**対象テキスト:**
------------

先述したFallbackValueのサンプルでは
単にxamlスタイラー上で見やすくなる程度の差しかありません。

さて、ここで
左側に名前をリスト表示し、
いずれかの要素を選択状態にすると、
右側に詳細情報(年齢や性別、備考など)が
表示されるアプリケーションを考えます。

「備考」は情報が存在するときだけ出す
<Window x:Class="FallbackValueSample.MainWindow"
        xmlns="http://schemas.microsoft.com/winfx/2006/xaml/presentation"
        xmlns:x="http://schemas.microsoft.com/winfx/2006/xaml"
        xmlns:local="clr-namespace:FallbackValueSample"
        Title="MainWindow" Height="300" Width="300">
    <Window.DataContext>
        <local:MainWindowViewModel/>
    </Window.DataContext>
    <Window.Resources>
        <BooleanToVisibilityConverter x:Key="BoolToVisible"/>
    </Window.Resources>
    <DockPanel>
        <ListBox x:Name="PersonList" ItemsSource="{Binding Person}" MinWidth="80"
                 Margin="4"
                 IsSynchronizedWithCurrentItem="True">
            <ListBox.ItemTemplate>
                <DataTemplate>
                    <TextBlock Text="{Binding Name}"/>
                </DataTemplate>
            </ListBox.ItemTemplate>
        </ListBox>
        <Border Margin="4" BorderThickness="1" BorderBrush="DarkGray" Padding="4">
            <StackPanel DataContext="{Binding SelectedItem, ElementName=PersonList}">
                <TextBlock Text="名前"/>
                <TextBox Text="{Binding Name}" IsReadOnly="True"/>
                <TextBlock Text="年齢"/>
                <TextBox Text="{Binding Age}" IsReadOnly="True"/>
                <TextBlock Text="性別"/>
                <TextBox Text="{Binding Gender}" IsReadOnly="True"/>
                <TextBlock Text="備考" Visibility="{Binding ExistsRemarks, Converter={StaticResource BoolToVisible}}"/>
                <TextBox Text="{Binding Remarks}" Visibility="{Binding ExistsRemarks, Converter={StaticResource BoolToVisible}}" IsReadOnly="True"/>
            </StackPanel>
        </Border>
    </DockPanel>
</Window>
using System;
using System.Collections.Generic;
using System.Linq;
using System.Text;
using System.Threading.Tasks;

namespace FallbackValueSample
{
    public class MainWindowViewModel
    {
        public ICollection<People> Person { get; }
            = new List<People>();

        public MainWindowViewModel()

------------

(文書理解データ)

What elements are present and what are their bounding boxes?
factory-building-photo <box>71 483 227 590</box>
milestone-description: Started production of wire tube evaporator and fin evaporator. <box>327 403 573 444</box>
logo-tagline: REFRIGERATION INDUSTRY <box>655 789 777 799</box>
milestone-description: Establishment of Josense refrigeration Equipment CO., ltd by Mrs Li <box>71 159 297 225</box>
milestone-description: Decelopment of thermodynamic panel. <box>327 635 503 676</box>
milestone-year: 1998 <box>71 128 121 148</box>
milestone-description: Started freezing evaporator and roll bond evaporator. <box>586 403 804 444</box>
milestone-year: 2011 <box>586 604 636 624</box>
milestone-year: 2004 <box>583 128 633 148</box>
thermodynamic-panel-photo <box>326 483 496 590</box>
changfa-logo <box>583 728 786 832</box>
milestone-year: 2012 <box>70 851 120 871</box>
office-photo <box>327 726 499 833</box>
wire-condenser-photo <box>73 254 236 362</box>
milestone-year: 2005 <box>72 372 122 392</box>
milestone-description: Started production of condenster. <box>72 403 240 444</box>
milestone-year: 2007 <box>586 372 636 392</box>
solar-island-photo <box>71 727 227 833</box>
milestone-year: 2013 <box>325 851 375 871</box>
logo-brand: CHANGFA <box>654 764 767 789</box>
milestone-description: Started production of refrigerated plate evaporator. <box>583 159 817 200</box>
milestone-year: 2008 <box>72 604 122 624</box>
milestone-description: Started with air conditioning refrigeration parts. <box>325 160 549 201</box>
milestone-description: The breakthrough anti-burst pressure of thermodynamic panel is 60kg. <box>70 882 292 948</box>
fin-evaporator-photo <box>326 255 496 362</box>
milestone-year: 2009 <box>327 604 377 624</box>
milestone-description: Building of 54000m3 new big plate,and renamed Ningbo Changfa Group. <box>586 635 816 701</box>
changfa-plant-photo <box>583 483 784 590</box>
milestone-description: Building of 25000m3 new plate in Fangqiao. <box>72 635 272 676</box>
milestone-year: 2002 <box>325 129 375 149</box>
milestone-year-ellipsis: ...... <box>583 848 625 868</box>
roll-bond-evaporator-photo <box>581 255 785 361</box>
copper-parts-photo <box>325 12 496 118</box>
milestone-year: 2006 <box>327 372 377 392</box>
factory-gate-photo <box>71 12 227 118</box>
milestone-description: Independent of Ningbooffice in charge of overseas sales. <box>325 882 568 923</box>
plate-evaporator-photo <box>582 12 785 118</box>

------------

**問題:** 対象テキストから「namespace FallbackValueSample」で始まり「public MainWindowViewModel()」で終わる部分を、一字一句変えずに書き写せ。 データの各行は、対象テキストとは別の出典から取られたものである。

**解答:**
namespace FallbackValueSample
{
    public class MainWindowViewModel
    {
        public ICollection<People> Person { get; }
            = new List<People>();

        public MainWindowViewModel()